START Material provided
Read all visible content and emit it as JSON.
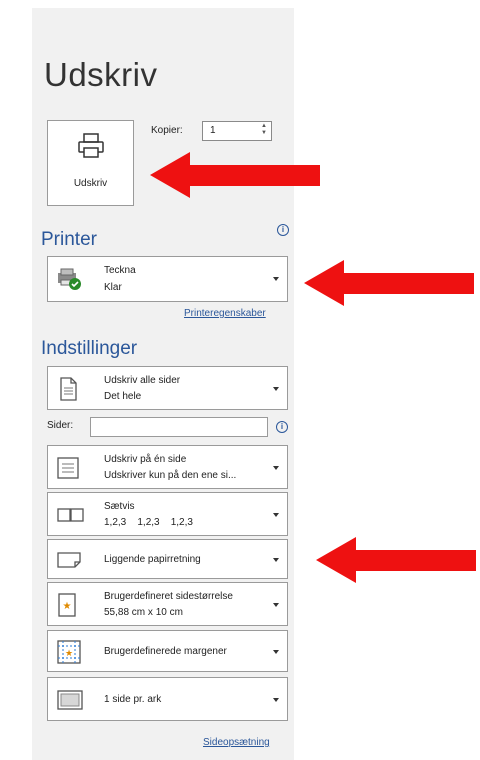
{
  "title": "Udskriv",
  "print_button": {
    "label": "Udskriv",
    "icon": "printer-icon"
  },
  "copies": {
    "label": "Kopier:",
    "value": "1"
  },
  "printer": {
    "heading": "Printer",
    "name": "Teckna",
    "status": "Klar",
    "properties_link": "Printeregenskaber"
  },
  "settings": {
    "heading": "Indstillinger",
    "pages_label": "Sider:",
    "items": [
      {
        "l1": "Udskriv alle sider",
        "l2": "Det hele",
        "icon": "page-icon"
      },
      {
        "l1": "Udskriv på én side",
        "l2": "Udskriver kun på den ene si...",
        "icon": "one-sided-icon"
      },
      {
        "l1": "Sætvis",
        "l2": "1,2,3    1,2,3    1,2,3",
        "icon": "collate-icon"
      },
      {
        "l1": "Liggende papirretning",
        "l2": "",
        "icon": "landscape-icon"
      },
      {
        "l1": "Brugerdefineret sidestørrelse",
        "l2": "55,88 cm x 10 cm",
        "icon": "page-size-icon"
      },
      {
        "l1": "Brugerdefinerede margener",
        "l2": "",
        "icon": "margins-icon"
      },
      {
        "l1": "1 side pr. ark",
        "l2": "",
        "icon": "pages-per-sheet-icon"
      }
    ],
    "page_setup_link": "Sideopsætning"
  },
  "colors": {
    "accent": "#2b579a",
    "arrow": "#ee1111",
    "panel": "#f1f1f1"
  }
}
END Material provided
* Objective:
Please set down each line of the data above exactly as written, without the pictures.

* Result:
Read all visible content and emit it as JSON.
{
  "title": "Udskriv",
  "print_button": {
    "label": "Udskriv",
    "icon": "printer-icon"
  },
  "copies": {
    "label": "Kopier:",
    "value": "1"
  },
  "printer": {
    "heading": "Printer",
    "name": "Teckna",
    "status": "Klar",
    "properties_link": "Printeregenskaber"
  },
  "settings": {
    "heading": "Indstillinger",
    "pages_label": "Sider:",
    "items": [
      {
        "l1": "Udskriv alle sider",
        "l2": "Det hele",
        "icon": "page-icon"
      },
      {
        "l1": "Udskriv på én side",
        "l2": "Udskriver kun på den ene si...",
        "icon": "one-sided-icon"
      },
      {
        "l1": "Sætvis",
        "l2": "1,2,3    1,2,3    1,2,3",
        "icon": "collate-icon"
      },
      {
        "l1": "Liggende papirretning",
        "l2": "",
        "icon": "landscape-icon"
      },
      {
        "l1": "Brugerdefineret sidestørrelse",
        "l2": "55,88 cm x 10 cm",
        "icon": "page-size-icon"
      },
      {
        "l1": "Brugerdefinerede margener",
        "l2": "",
        "icon": "margins-icon"
      },
      {
        "l1": "1 side pr. ark",
        "l2": "",
        "icon": "pages-per-sheet-icon"
      }
    ],
    "page_setup_link": "Sideopsætning"
  },
  "colors": {
    "accent": "#2b579a",
    "arrow": "#ee1111",
    "panel": "#f1f1f1"
  }
}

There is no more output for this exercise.